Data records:
+ + + + +
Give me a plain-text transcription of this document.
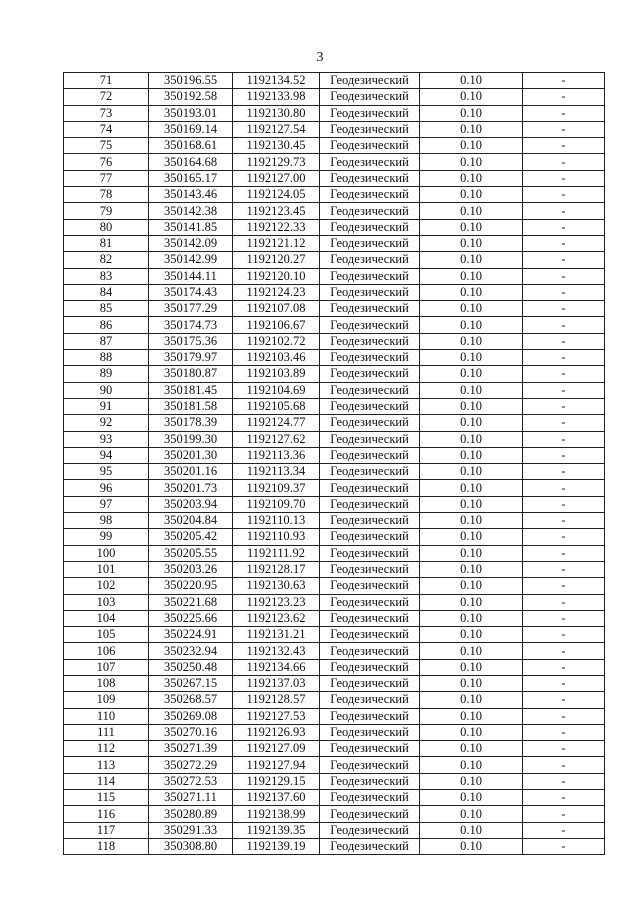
3
71	350196.55	1192134.52	Геодезический	0.10	-
72	350192.58	1192133.98	Геодезический	0.10	-
73	350193.01	1192130.80	Геодезический	0.10	-
74	350169.14	1192127.54	Геодезический	0.10	-
75	350168.61	1192130.45	Геодезический	0.10	-
76	350164.68	1192129.73	Геодезический	0.10	-
77	350165.17	1192127.00	Геодезический	0.10	-
78	350143.46	1192124.05	Геодезический	0.10	-
79	350142.38	1192123.45	Геодезический	0.10	-
80	350141.85	1192122.33	Геодезический	0.10	-
81	350142.09	1192121.12	Геодезический	0.10	-
82	350142.99	1192120.27	Геодезический	0.10	-
83	350144.11	1192120.10	Геодезический	0.10	-
84	350174.43	1192124.23	Геодезический	0.10	-
85	350177.29	1192107.08	Геодезический	0.10	-
86	350174.73	1192106.67	Геодезический	0.10	-
87	350175.36	1192102.72	Геодезический	0.10	-
88	350179.97	1192103.46	Геодезический	0.10	-
89	350180.87	1192103.89	Геодезический	0.10	-
90	350181.45	1192104.69	Геодезический	0.10	-
91	350181.58	1192105.68	Геодезический	0.10	-
92	350178.39	1192124.77	Геодезический	0.10	-
93	350199.30	1192127.62	Геодезический	0.10	-
94	350201.30	1192113.36	Геодезический	0.10	-
95	350201.16	1192113.34	Геодезический	0.10	-
96	350201.73	1192109.37	Геодезический	0.10	-
97	350203.94	1192109.70	Геодезический	0.10	-
98	350204.84	1192110.13	Геодезический	0.10	-
99	350205.42	1192110.93	Геодезический	0.10	-
100	350205.55	1192111.92	Геодезический	0.10	-
101	350203.26	1192128.17	Геодезический	0.10	-
102	350220.95	1192130.63	Геодезический	0.10	-
103	350221.68	1192123.23	Геодезический	0.10	-
104	350225.66	1192123.62	Геодезический	0.10	-
105	350224.91	1192131.21	Геодезический	0.10	-
106	350232.94	1192132.43	Геодезический	0.10	-
107	350250.48	1192134.66	Геодезический	0.10	-
108	350267.15	1192137.03	Геодезический	0.10	-
109	350268.57	1192128.57	Геодезический	0.10	-
110	350269.08	1192127.53	Геодезический	0.10	-
111	350270.16	1192126.93	Геодезический	0.10	-
112	350271.39	1192127.09	Геодезический	0.10	-
113	350272.29	1192127.94	Геодезический	0.10	-
114	350272.53	1192129.15	Геодезический	0.10	-
115	350271.11	1192137.60	Геодезический	0.10	-
116	350280.89	1192138.99	Геодезический	0.10	-
117	350291.33	1192139.35	Геодезический	0.10	-
118	350308.80	1192139.19	Геодезический	0.10	-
+ + + + +
Task directions ▸ Without the pictures, write out the whole listing above exactly as it appears.

Exercise response ▸
Give me a plain-text transcription of this document.
3
71	350196.55	1192134.52	Геодезический	0.10	-
72	350192.58	1192133.98	Геодезический	0.10	-
73	350193.01	1192130.80	Геодезический	0.10	-
74	350169.14	1192127.54	Геодезический	0.10	-
75	350168.61	1192130.45	Геодезический	0.10	-
76	350164.68	1192129.73	Геодезический	0.10	-
77	350165.17	1192127.00	Геодезический	0.10	-
78	350143.46	1192124.05	Геодезический	0.10	-
79	350142.38	1192123.45	Геодезический	0.10	-
80	350141.85	1192122.33	Геодезический	0.10	-
81	350142.09	1192121.12	Геодезический	0.10	-
82	350142.99	1192120.27	Геодезический	0.10	-
83	350144.11	1192120.10	Геодезический	0.10	-
84	350174.43	1192124.23	Геодезический	0.10	-
85	350177.29	1192107.08	Геодезический	0.10	-
86	350174.73	1192106.67	Геодезический	0.10	-
87	350175.36	1192102.72	Геодезический	0.10	-
88	350179.97	1192103.46	Геодезический	0.10	-
89	350180.87	1192103.89	Геодезический	0.10	-
90	350181.45	1192104.69	Геодезический	0.10	-
91	350181.58	1192105.68	Геодезический	0.10	-
92	350178.39	1192124.77	Геодезический	0.10	-
93	350199.30	1192127.62	Геодезический	0.10	-
94	350201.30	1192113.36	Геодезический	0.10	-
95	350201.16	1192113.34	Геодезический	0.10	-
96	350201.73	1192109.37	Геодезический	0.10	-
97	350203.94	1192109.70	Геодезический	0.10	-
98	350204.84	1192110.13	Геодезический	0.10	-
99	350205.42	1192110.93	Геодезический	0.10	-
100	350205.55	1192111.92	Геодезический	0.10	-
101	350203.26	1192128.17	Геодезический	0.10	-
102	350220.95	1192130.63	Геодезический	0.10	-
103	350221.68	1192123.23	Геодезический	0.10	-
104	350225.66	1192123.62	Геодезический	0.10	-
105	350224.91	1192131.21	Геодезический	0.10	-
106	350232.94	1192132.43	Геодезический	0.10	-
107	350250.48	1192134.66	Геодезический	0.10	-
108	350267.15	1192137.03	Геодезический	0.10	-
109	350268.57	1192128.57	Геодезический	0.10	-
110	350269.08	1192127.53	Геодезический	0.10	-
111	350270.16	1192126.93	Геодезический	0.10	-
112	350271.39	1192127.09	Геодезический	0.10	-
113	350272.29	1192127.94	Геодезический	0.10	-
114	350272.53	1192129.15	Геодезический	0.10	-
115	350271.11	1192137.60	Геодезический	0.10	-
116	350280.89	1192138.99	Геодезический	0.10	-
117	350291.33	1192139.35	Геодезический	0.10	-
118	350308.80	1192139.19	Геодезический	0.10	-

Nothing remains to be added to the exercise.